:: Data for this task ::

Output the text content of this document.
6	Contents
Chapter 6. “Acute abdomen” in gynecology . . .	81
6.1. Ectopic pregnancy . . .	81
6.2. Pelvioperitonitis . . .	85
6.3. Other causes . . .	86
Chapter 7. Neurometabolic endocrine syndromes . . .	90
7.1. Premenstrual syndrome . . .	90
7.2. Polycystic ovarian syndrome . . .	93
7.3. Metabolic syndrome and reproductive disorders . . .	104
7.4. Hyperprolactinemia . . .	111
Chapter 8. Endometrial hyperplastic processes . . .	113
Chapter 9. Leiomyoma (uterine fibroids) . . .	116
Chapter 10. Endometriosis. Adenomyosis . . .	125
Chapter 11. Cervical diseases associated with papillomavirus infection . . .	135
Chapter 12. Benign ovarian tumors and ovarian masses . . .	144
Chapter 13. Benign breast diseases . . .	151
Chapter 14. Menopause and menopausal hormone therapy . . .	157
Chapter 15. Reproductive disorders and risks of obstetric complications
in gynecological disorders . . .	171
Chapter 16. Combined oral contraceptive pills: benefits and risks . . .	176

:::
:: Data for this task ::

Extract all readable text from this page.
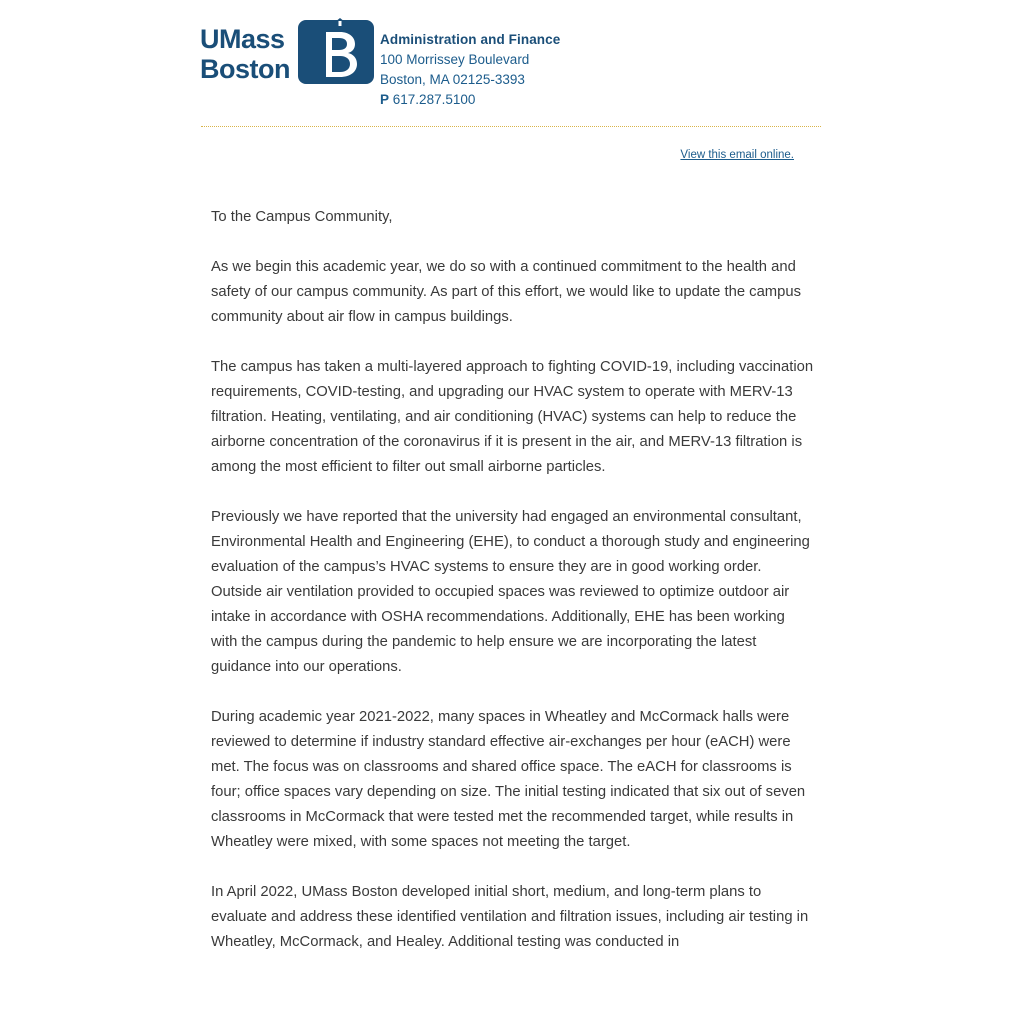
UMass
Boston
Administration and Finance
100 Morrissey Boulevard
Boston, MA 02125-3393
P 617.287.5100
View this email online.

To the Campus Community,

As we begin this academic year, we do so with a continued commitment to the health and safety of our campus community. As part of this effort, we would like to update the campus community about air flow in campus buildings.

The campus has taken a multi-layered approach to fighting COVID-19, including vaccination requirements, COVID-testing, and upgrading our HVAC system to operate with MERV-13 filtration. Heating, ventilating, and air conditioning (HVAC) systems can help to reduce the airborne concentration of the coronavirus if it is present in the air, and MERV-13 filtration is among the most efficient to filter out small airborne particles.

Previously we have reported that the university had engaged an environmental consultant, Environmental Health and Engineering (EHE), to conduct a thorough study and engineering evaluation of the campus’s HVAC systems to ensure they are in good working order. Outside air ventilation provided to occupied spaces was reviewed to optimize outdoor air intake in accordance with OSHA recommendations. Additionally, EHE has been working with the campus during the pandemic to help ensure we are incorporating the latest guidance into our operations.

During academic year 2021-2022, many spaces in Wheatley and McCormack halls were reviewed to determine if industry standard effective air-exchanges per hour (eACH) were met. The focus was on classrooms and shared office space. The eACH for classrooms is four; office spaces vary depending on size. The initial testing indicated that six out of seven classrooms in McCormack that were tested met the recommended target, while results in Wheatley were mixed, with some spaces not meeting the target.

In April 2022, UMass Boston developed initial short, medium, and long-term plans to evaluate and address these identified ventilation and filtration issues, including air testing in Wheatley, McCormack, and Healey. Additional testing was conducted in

:::

* **The problem**
Only a number is wanted here: the count of lines in the data that contain the string "Benign".

* **The answer**
2